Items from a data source
>> start
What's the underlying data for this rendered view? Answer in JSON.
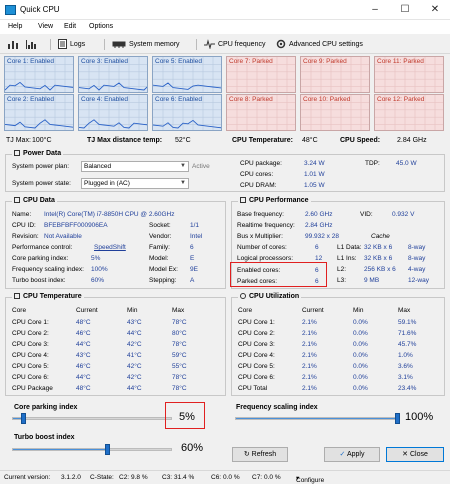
{
  "window": {
    "title": "Quick CPU",
    "controls": [
      "minimize",
      "maximize",
      "close"
    ]
  },
  "menu": [
    "Help",
    "View",
    "Edit",
    "Options"
  ],
  "toolbar": {
    "logs_label": "Logs",
    "system_memory_label": "System memory",
    "cpu_frequency_label": "CPU frequency",
    "advanced_cpu_settings_label": "Advanced CPU settings"
  },
  "cores": [
    {
      "label": "Core 1: Enabled",
      "state": "enabled"
    },
    {
      "label": "Core 3: Enabled",
      "state": "enabled"
    },
    {
      "label": "Core 5: Enabled",
      "state": "enabled"
    },
    {
      "label": "Core 7: Parked",
      "state": "parked"
    },
    {
      "label": "Core 9: Parked",
      "state": "parked"
    },
    {
      "label": "Core 11: Parked",
      "state": "parked"
    },
    {
      "label": "Core 2: Enabled",
      "state": "enabled"
    },
    {
      "label": "Core 4: Enabled",
      "state": "enabled"
    },
    {
      "label": "Core 6: Enabled",
      "state": "enabled"
    },
    {
      "label": "Core 8: Parked",
      "state": "parked"
    },
    {
      "label": "Core 10: Parked",
      "state": "parked"
    },
    {
      "label": "Core 12: Parked",
      "state": "parked"
    }
  ],
  "status_line": {
    "tj_max_label": "TJ Max:",
    "tj_max_value": "100°C",
    "tj_distance_label": "TJ Max distance temp:",
    "tj_distance_value": "52°C",
    "cpu_temp_label": "CPU Temperature:",
    "cpu_temp_value": "48°C",
    "cpu_speed_label": "CPU Speed:",
    "cpu_speed_value": "2.84 GHz"
  },
  "power_data": {
    "title": "Power Data",
    "plan_label": "System power plan:",
    "plan_value": "Balanced",
    "plan_state": "Active",
    "state_label": "System power state:",
    "state_value": "Plugged in (AC)",
    "cpu_package_label": "CPU package:",
    "cpu_package_value": "3.24 W",
    "cpu_cores_label": "CPU cores:",
    "cpu_cores_value": "1.01 W",
    "cpu_dram_label": "CPU DRAM:",
    "cpu_dram_value": "1.05 W",
    "tdp_label": "TDP:",
    "tdp_value": "45.0 W"
  },
  "cpu_data": {
    "title": "CPU Data",
    "rows": [
      {
        "label": "Name:",
        "value": "Intel(R) Core(TM) i7-8850H CPU @ 2.60GHz"
      },
      {
        "label": "CPU ID:",
        "value": "BFEBFBFF000906EA"
      },
      {
        "label": "Revision:",
        "value": "Not Available"
      },
      {
        "label": "Performance control:",
        "value": "SpeedShift"
      },
      {
        "label": "Core parking index:",
        "value": "5%"
      },
      {
        "label": "Frequency scaling index:",
        "value": "100%"
      },
      {
        "label": "Turbo boost index:",
        "value": "60%"
      }
    ],
    "right_rows": [
      {
        "label": "Socket:",
        "value": "1/1"
      },
      {
        "label": "Vendor:",
        "value": "Intel"
      },
      {
        "label": "Family:",
        "value": "6"
      },
      {
        "label": "Model:",
        "value": "E"
      },
      {
        "label": "Model Ex:",
        "value": "9E"
      },
      {
        "label": "Stepping:",
        "value": "A"
      }
    ]
  },
  "cpu_performance": {
    "title": "CPU Performance",
    "base_freq_label": "Base frequency:",
    "base_freq_value": "2.60 GHz",
    "vid_label": "VID:",
    "vid_value": "0.932 V",
    "realtime_label": "Realtime frequency:",
    "realtime_value": "2.84 GHz",
    "bus_label": "Bus x Multiplier:",
    "bus_value": "99.932 x 28",
    "cache_label": "Cache",
    "num_cores_label": "Number of cores:",
    "num_cores_value": "6",
    "logical_label": "Logical processors:",
    "logical_value": "12",
    "enabled_label": "Enabled cores:",
    "enabled_value": "6",
    "parked_label": "Parked cores:",
    "parked_value": "6",
    "cache_rows": [
      {
        "label": "L1 Data:",
        "value": "32 KB x 6",
        "assoc": "8-way"
      },
      {
        "label": "L1 Ins:",
        "value": "32 KB x 6",
        "assoc": "8-way"
      },
      {
        "label": "L2:",
        "value": "256 KB x 6",
        "assoc": "4-way"
      },
      {
        "label": "L3:",
        "value": "9 MB",
        "assoc": "12-way"
      }
    ]
  },
  "cpu_temperature": {
    "title": "CPU Temperature",
    "headers": [
      "Core",
      "Current",
      "Min",
      "Max"
    ],
    "rows": [
      [
        "CPU Core 1:",
        "48°C",
        "43°C",
        "78°C"
      ],
      [
        "CPU Core 2:",
        "46°C",
        "44°C",
        "80°C"
      ],
      [
        "CPU Core 3:",
        "44°C",
        "42°C",
        "78°C"
      ],
      [
        "CPU Core 4:",
        "43°C",
        "41°C",
        "59°C"
      ],
      [
        "CPU Core 5:",
        "46°C",
        "42°C",
        "55°C"
      ],
      [
        "CPU Core 6:",
        "44°C",
        "42°C",
        "78°C"
      ],
      [
        "CPU Package",
        "48°C",
        "44°C",
        "78°C"
      ]
    ]
  },
  "cpu_utilization": {
    "title": "CPU Utilization",
    "headers": [
      "Core",
      "Current",
      "Min",
      "Max"
    ],
    "rows": [
      [
        "CPU Core 1:",
        "2.1%",
        "0.0%",
        "59.1%"
      ],
      [
        "CPU Core 2:",
        "2.1%",
        "0.0%",
        "71.6%"
      ],
      [
        "CPU Core 3:",
        "2.1%",
        "0.0%",
        "45.7%"
      ],
      [
        "CPU Core 4:",
        "2.1%",
        "0.0%",
        "1.0%"
      ],
      [
        "CPU Core 5:",
        "2.1%",
        "0.0%",
        "3.6%"
      ],
      [
        "CPU Core 6:",
        "2.1%",
        "0.0%",
        "3.1%"
      ],
      [
        "CPU Total",
        "2.1%",
        "0.0%",
        "23.4%"
      ]
    ]
  },
  "sliders": {
    "core_parking": {
      "label": "Core parking index",
      "value": 5,
      "text": "5%"
    },
    "frequency_scaling": {
      "label": "Frequency scaling index",
      "value": 100,
      "text": "100%"
    },
    "turbo_boost": {
      "label": "Turbo boost index",
      "value": 60,
      "text": "60%"
    }
  },
  "buttons": {
    "refresh": "Refresh",
    "apply": "Apply",
    "close": "Close"
  },
  "statusbar": {
    "version_label": "Current version:",
    "version_value": "3.1.2.0",
    "cstate_label": "C-State:",
    "c2_label": "C2:",
    "c2_value": "9.8 %",
    "c3_label": "C3:",
    "c3_value": "31.4 %",
    "c6_label": "C6:",
    "c6_value": "0.0 %",
    "c7_label": "C7:",
    "c7_value": "0.0 %",
    "configure_label": "Configure"
  },
  "colors": {
    "accent": "#1f6fc8",
    "parked": "#c0392b",
    "highlight": "#e02020"
  }
}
>> end
**To be done**. Using the records above, select and copy every line that has the word "Intel".

**The response**.
        "value": "Intel(R) Core(TM) i7-8850H CPU @ 2.60GHz"
        "value": "Intel"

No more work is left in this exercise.